Exercise instructions:
Quote the listing in full, exactly as given, minus any pictures.

Source records
* * * * * * * * *

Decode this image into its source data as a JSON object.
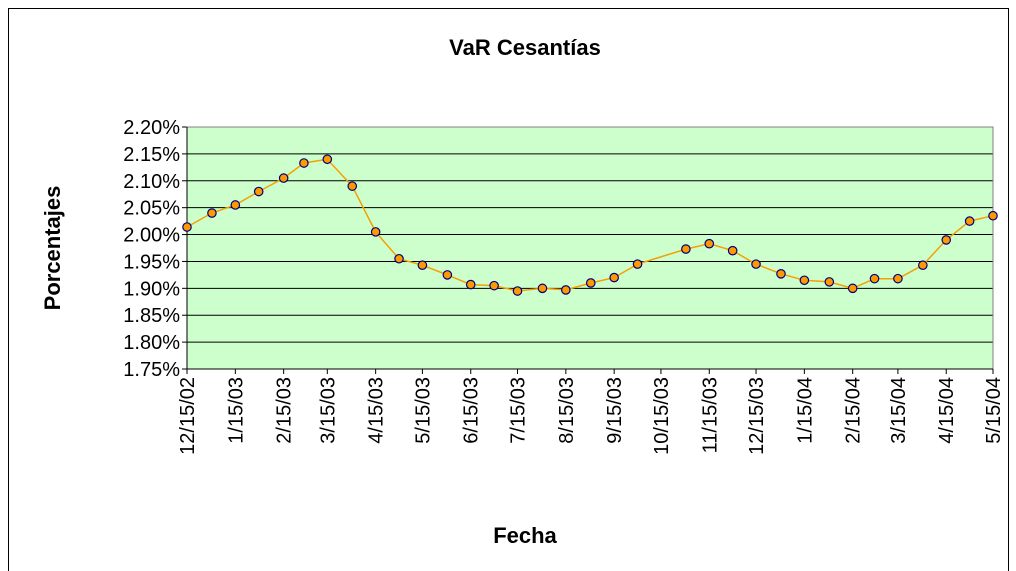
{
  "chart_data": {
    "type": "line",
    "title": "VaR Cesantías",
    "xlabel": "Fecha",
    "ylabel": "Porcentajes",
    "x": [
      "12/15/02",
      "12/31/02",
      "1/15/03",
      "1/30/03",
      "2/15/03",
      "2/28/03",
      "3/15/03",
      "3/31/03",
      "4/15/03",
      "4/30/03",
      "5/15/03",
      "5/31/03",
      "6/15/03",
      "6/30/03",
      "7/15/03",
      "7/31/03",
      "8/15/03",
      "8/31/03",
      "9/15/03",
      "9/30/03",
      "10/31/03",
      "11/15/03",
      "11/30/03",
      "12/15/03",
      "12/31/03",
      "1/15/04",
      "1/31/04",
      "2/15/04",
      "2/29/04",
      "3/15/04",
      "3/31/04",
      "4/15/04",
      "4/30/04",
      "5/15/04"
    ],
    "series": [
      {
        "name": "VaR",
        "color": "#f5a000",
        "marker_color": "#ff9900",
        "marker_edge": "#000080",
        "values": [
          2.014,
          2.04,
          2.055,
          2.08,
          2.105,
          2.133,
          2.14,
          2.09,
          2.005,
          1.955,
          1.943,
          1.925,
          1.907,
          1.905,
          1.895,
          1.9,
          1.897,
          1.91,
          1.92,
          1.945,
          1.973,
          1.983,
          1.97,
          1.945,
          1.927,
          1.915,
          1.912,
          1.9,
          1.918,
          1.918,
          1.943,
          1.99,
          2.025,
          2.035
        ]
      }
    ],
    "xlim": [
      "12/15/02",
      "5/15/04"
    ],
    "xticks": [
      "12/15/02",
      "1/15/03",
      "2/15/03",
      "3/15/03",
      "4/15/03",
      "5/15/03",
      "6/15/03",
      "7/15/03",
      "8/15/03",
      "9/15/03",
      "10/15/03",
      "11/15/03",
      "12/15/03",
      "1/15/04",
      "2/15/04",
      "3/15/04",
      "4/15/04",
      "5/15/04"
    ],
    "ylim": [
      1.75,
      2.2
    ],
    "yticks": [
      {
        "value": 1.75,
        "label": "1.75%"
      },
      {
        "value": 1.8,
        "label": "1.80%"
      },
      {
        "value": 1.85,
        "label": "1.85%"
      },
      {
        "value": 1.9,
        "label": "1.90%"
      },
      {
        "value": 1.95,
        "label": "1.95%"
      },
      {
        "value": 2.0,
        "label": "2.00%"
      },
      {
        "value": 2.05,
        "label": "2.05%"
      },
      {
        "value": 2.1,
        "label": "2.10%"
      },
      {
        "value": 2.15,
        "label": "2.15%"
      },
      {
        "value": 2.2,
        "label": "2.20%"
      }
    ],
    "grid": true,
    "plot_background": "#ccffcc"
  }
}
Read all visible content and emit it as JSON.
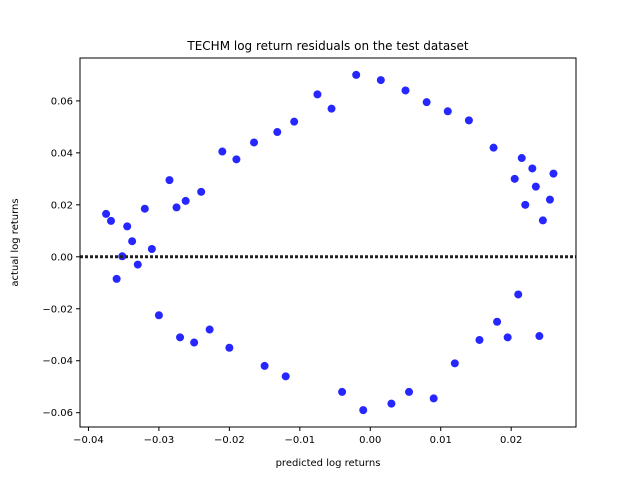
{
  "chart_data": {
    "type": "scatter",
    "title": "TECHM log return residuals on the test dataset",
    "xlabel": "predicted log returns",
    "ylabel": "actual log returns",
    "xlim": [
      -0.0412,
      0.0292
    ],
    "ylim": [
      -0.0655,
      0.0765
    ],
    "xticks": [
      -0.04,
      -0.03,
      -0.02,
      -0.01,
      0.0,
      0.01,
      0.02
    ],
    "xtick_labels": [
      "−0.04",
      "−0.03",
      "−0.02",
      "−0.01",
      "0.00",
      "0.01",
      "0.02"
    ],
    "yticks": [
      -0.06,
      -0.04,
      -0.02,
      0.0,
      0.02,
      0.04,
      0.06
    ],
    "ytick_labels": [
      "−0.06",
      "−0.04",
      "−0.02",
      "0.00",
      "0.02",
      "0.04",
      "0.06"
    ],
    "reference_line": {
      "y": 0.0,
      "style": "dotted",
      "color": "#222222"
    },
    "series": [
      {
        "color": "#0000ff",
        "points": [
          [
            -0.0375,
            0.0165
          ],
          [
            -0.0368,
            0.0138
          ],
          [
            -0.036,
            -0.0085
          ],
          [
            -0.0352,
            0.0002
          ],
          [
            -0.0345,
            0.0117
          ],
          [
            -0.0338,
            0.006
          ],
          [
            -0.033,
            -0.003
          ],
          [
            -0.032,
            0.0185
          ],
          [
            -0.031,
            0.003
          ],
          [
            -0.03,
            -0.0225
          ],
          [
            -0.0285,
            0.0295
          ],
          [
            -0.0275,
            0.019
          ],
          [
            -0.027,
            -0.031
          ],
          [
            -0.0262,
            0.0215
          ],
          [
            -0.025,
            -0.033
          ],
          [
            -0.024,
            0.025
          ],
          [
            -0.0228,
            -0.028
          ],
          [
            -0.021,
            0.0405
          ],
          [
            -0.02,
            -0.035
          ],
          [
            -0.019,
            0.0375
          ],
          [
            -0.0165,
            0.044
          ],
          [
            -0.015,
            -0.042
          ],
          [
            -0.0132,
            0.048
          ],
          [
            -0.012,
            -0.046
          ],
          [
            -0.0108,
            0.052
          ],
          [
            -0.0055,
            0.057
          ],
          [
            -0.0075,
            0.0625
          ],
          [
            -0.004,
            -0.052
          ],
          [
            -0.002,
            0.07
          ],
          [
            -0.001,
            -0.059
          ],
          [
            0.0015,
            0.068
          ],
          [
            0.003,
            -0.0565
          ],
          [
            0.005,
            0.064
          ],
          [
            0.0055,
            -0.052
          ],
          [
            0.008,
            0.0595
          ],
          [
            0.009,
            -0.0545
          ],
          [
            0.011,
            0.056
          ],
          [
            0.012,
            -0.041
          ],
          [
            0.014,
            0.0525
          ],
          [
            0.0155,
            -0.032
          ],
          [
            0.0175,
            0.042
          ],
          [
            0.018,
            -0.025
          ],
          [
            0.0195,
            -0.031
          ],
          [
            0.0205,
            0.03
          ],
          [
            0.021,
            -0.0145
          ],
          [
            0.022,
            0.02
          ],
          [
            0.023,
            0.034
          ],
          [
            0.0235,
            0.027
          ],
          [
            0.024,
            -0.0305
          ],
          [
            0.0245,
            0.014
          ],
          [
            0.0255,
            0.022
          ],
          [
            0.026,
            0.032
          ],
          [
            0.0215,
            0.038
          ]
        ]
      }
    ]
  }
}
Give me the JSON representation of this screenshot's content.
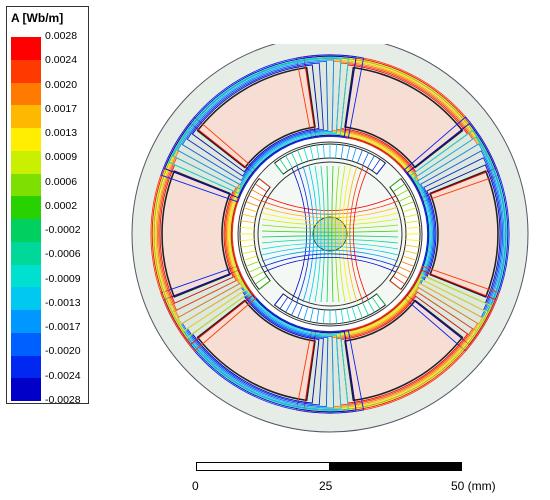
{
  "legend": {
    "title": "A [Wb/m]",
    "values": [
      "0.0028",
      "0.0024",
      "0.0020",
      "0.0017",
      "0.0013",
      "0.0009",
      "0.0006",
      "0.0002",
      "-0.0002",
      "-0.0006",
      "-0.0009",
      "-0.0013",
      "-0.0017",
      "-0.0020",
      "-0.0024",
      "-0.0028"
    ],
    "colors": [
      "#ff0000",
      "#ff3a00",
      "#ff7a00",
      "#ffb800",
      "#ffee00",
      "#c8f000",
      "#7ee000",
      "#28d200",
      "#00d060",
      "#00d89a",
      "#00e0d0",
      "#00c8f0",
      "#0098ff",
      "#0060ff",
      "#0028f0",
      "#0000c8"
    ]
  },
  "scale": {
    "labels": [
      "0",
      "25",
      "50 (mm)"
    ]
  },
  "geometry": {
    "stator_fill": "#e6ede6",
    "coil_fill": "#f7ded4",
    "rotor_fill": "#e8efe8",
    "magnet_count": 4,
    "slot_count": 6
  }
}
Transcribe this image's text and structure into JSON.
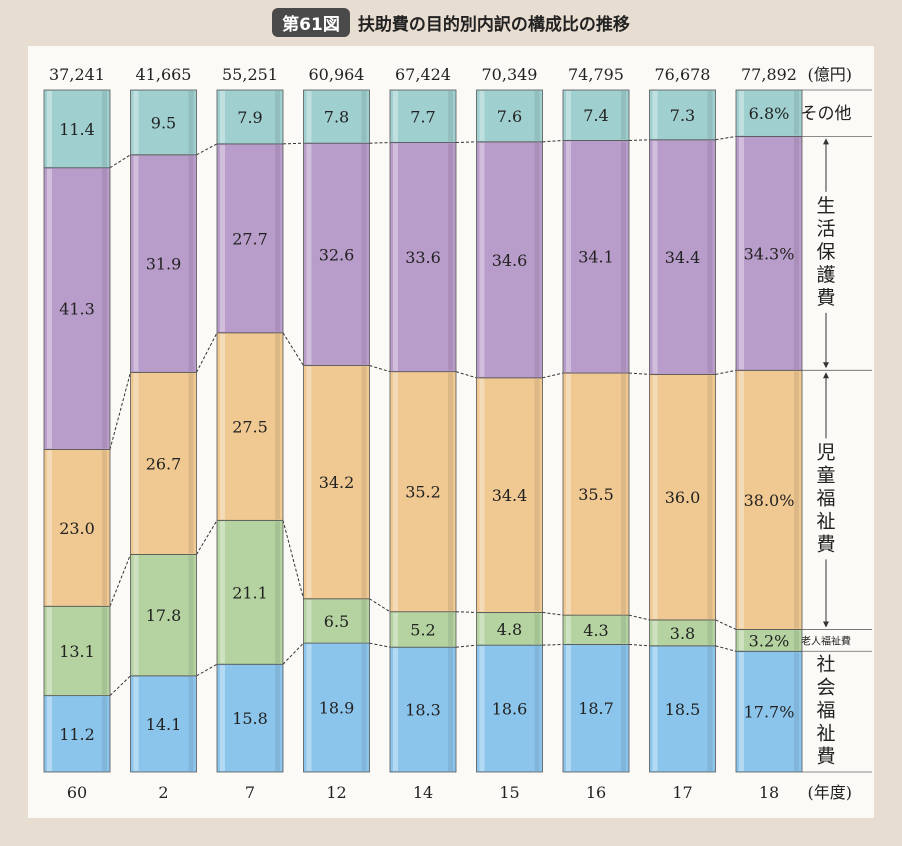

* * * * * * * * *

Answer to the problem:
Decode this image into its source data as a JSON object.
{
  "chart_data": {
    "type": "line",
    "title": "VaR Cesantías",
    "xlabel": "Fecha",
    "ylabel": "Porcentajes",
    "x": [
      "12/15/02",
      "12/31/02",
      "1/15/03",
      "1/30/03",
      "2/15/03",
      "2/28/03",
      "3/15/03",
      "3/31/03",
      "4/15/03",
      "4/30/03",
      "5/15/03",
      "5/31/03",
      "6/15/03",
      "6/30/03",
      "7/15/03",
      "7/31/03",
      "8/15/03",
      "8/31/03",
      "9/15/03",
      "9/30/03",
      "10/31/03",
      "11/15/03",
      "11/30/03",
      "12/15/03",
      "12/31/03",
      "1/15/04",
      "1/31/04",
      "2/15/04",
      "2/29/04",
      "3/15/04",
      "3/31/04",
      "4/15/04",
      "4/30/04",
      "5/15/04"
    ],
    "series": [
      {
        "name": "VaR",
        "color": "#f5a000",
        "marker_color": "#ff9900",
        "marker_edge": "#000080",
        "values": [
          2.014,
          2.04,
          2.055,
          2.08,
          2.105,
          2.133,
          2.14,
          2.09,
          2.005,
          1.955,
          1.943,
          1.925,
          1.907,
          1.905,
          1.895,
          1.9,
          1.897,
          1.91,
          1.92,
          1.945,
          1.973,
          1.983,
          1.97,
          1.945,
          1.927,
          1.915,
          1.912,
          1.9,
          1.918,
          1.918,
          1.943,
          1.99,
          2.025,
          2.035
        ]
      }
    ],
    "xlim": [
      "12/15/02",
      "5/15/04"
    ],
    "xticks": [
      "12/15/02",
      "1/15/03",
      "2/15/03",
      "3/15/03",
      "4/15/03",
      "5/15/03",
      "6/15/03",
      "7/15/03",
      "8/15/03",
      "9/15/03",
      "10/15/03",
      "11/15/03",
      "12/15/03",
      "1/15/04",
      "2/15/04",
      "3/15/04",
      "4/15/04",
      "5/15/04"
    ],
    "ylim": [
      1.75,
      2.2
    ],
    "yticks": [
      {
        "value": 1.75,
        "label": "1.75%"
      },
      {
        "value": 1.8,
        "label": "1.80%"
      },
      {
        "value": 1.85,
        "label": "1.85%"
      },
      {
        "value": 1.9,
        "label": "1.90%"
      },
      {
        "value": 1.95,
        "label": "1.95%"
      },
      {
        "value": 2.0,
        "label": "2.00%"
      },
      {
        "value": 2.05,
        "label": "2.05%"
      },
      {
        "value": 2.1,
        "label": "2.10%"
      },
      {
        "value": 2.15,
        "label": "2.15%"
      },
      {
        "value": 2.2,
        "label": "2.20%"
      }
    ],
    "grid": true,
    "plot_background": "#ccffcc"
  }
}
Read all visible content and emit it as JSON.
{
  "chart_data": {
    "type": "scatter",
    "title": "TECHM log return residuals on the test dataset",
    "xlabel": "predicted log returns",
    "ylabel": "actual log returns",
    "xlim": [
      -0.0412,
      0.0292
    ],
    "ylim": [
      -0.0655,
      0.0765
    ],
    "xticks": [
      -0.04,
      -0.03,
      -0.02,
      -0.01,
      0.0,
      0.01,
      0.02
    ],
    "xtick_labels": [
      "−0.04",
      "−0.03",
      "−0.02",
      "−0.01",
      "0.00",
      "0.01",
      "0.02"
    ],
    "yticks": [
      -0.06,
      -0.04,
      -0.02,
      0.0,
      0.02,
      0.04,
      0.06
    ],
    "ytick_labels": [
      "−0.06",
      "−0.04",
      "−0.02",
      "0.00",
      "0.02",
      "0.04",
      "0.06"
    ],
    "reference_line": {
      "y": 0.0,
      "style": "dotted",
      "color": "#222222"
    },
    "series": [
      {
        "color": "#0000ff",
        "points": [
          [
            -0.0375,
            0.0165
          ],
          [
            -0.0368,
            0.0138
          ],
          [
            -0.036,
            -0.0085
          ],
          [
            -0.0352,
            0.0002
          ],
          [
            -0.0345,
            0.0117
          ],
          [
            -0.0338,
            0.006
          ],
          [
            -0.033,
            -0.003
          ],
          [
            -0.032,
            0.0185
          ],
          [
            -0.031,
            0.003
          ],
          [
            -0.03,
            -0.0225
          ],
          [
            -0.0285,
            0.0295
          ],
          [
            -0.0275,
            0.019
          ],
          [
            -0.027,
            -0.031
          ],
          [
            -0.0262,
            0.0215
          ],
          [
            -0.025,
            -0.033
          ],
          [
            -0.024,
            0.025
          ],
          [
            -0.0228,
            -0.028
          ],
          [
            -0.021,
            0.0405
          ],
          [
            -0.02,
            -0.035
          ],
          [
            -0.019,
            0.0375
          ],
          [
            -0.0165,
            0.044
          ],
          [
            -0.015,
            -0.042
          ],
          [
            -0.0132,
            0.048
          ],
          [
            -0.012,
            -0.046
          ],
          [
            -0.0108,
            0.052
          ],
          [
            -0.0055,
            0.057
          ],
          [
            -0.0075,
            0.0625
          ],
          [
            -0.004,
            -0.052
          ],
          [
            -0.002,
            0.07
          ],
          [
            -0.001,
            -0.059
          ],
          [
            0.0015,
            0.068
          ],
          [
            0.003,
            -0.0565
          ],
          [
            0.005,
            0.064
          ],
          [
            0.0055,
            -0.052
          ],
          [
            0.008,
            0.0595
          ],
          [
            0.009,
            -0.0545
          ],
          [
            0.011,
            0.056
          ],
          [
            0.012,
            -0.041
          ],
          [
            0.014,
            0.0525
          ],
          [
            0.0155,
            -0.032
          ],
          [
            0.0175,
            0.042
          ],
          [
            0.018,
            -0.025
          ],
          [
            0.0195,
            -0.031
          ],
          [
            0.0205,
            0.03
          ],
          [
            0.021,
            -0.0145
          ],
          [
            0.022,
            0.02
          ],
          [
            0.023,
            0.034
          ],
          [
            0.0235,
            0.027
          ],
          [
            0.024,
            -0.0305
          ],
          [
            0.0245,
            0.014
          ],
          [
            0.0255,
            0.022
          ],
          [
            0.026,
            0.032
          ],
          [
            0.0215,
            0.038
          ]
        ]
      }
    ]
  }
}
Give me the JSON representation of this screenshot's content.
{
  "legend": {
    "title": "A [Wb/m]",
    "values": [
      "0.0028",
      "0.0024",
      "0.0020",
      "0.0017",
      "0.0013",
      "0.0009",
      "0.0006",
      "0.0002",
      "-0.0002",
      "-0.0006",
      "-0.0009",
      "-0.0013",
      "-0.0017",
      "-0.0020",
      "-0.0024",
      "-0.0028"
    ],
    "colors": [
      "#ff0000",
      "#ff3a00",
      "#ff7a00",
      "#ffb800",
      "#ffee00",
      "#c8f000",
      "#7ee000",
      "#28d200",
      "#00d060",
      "#00d89a",
      "#00e0d0",
      "#00c8f0",
      "#0098ff",
      "#0060ff",
      "#0028f0",
      "#0000c8"
    ]
  },
  "scale": {
    "labels": [
      "0",
      "25",
      "50 (mm)"
    ]
  },
  "geometry": {
    "stator_fill": "#e6ede6",
    "coil_fill": "#f7ded4",
    "rotor_fill": "#e8efe8",
    "magnet_count": 4,
    "slot_count": 6
  }
}
Transcribe this image's text and structure into JSON.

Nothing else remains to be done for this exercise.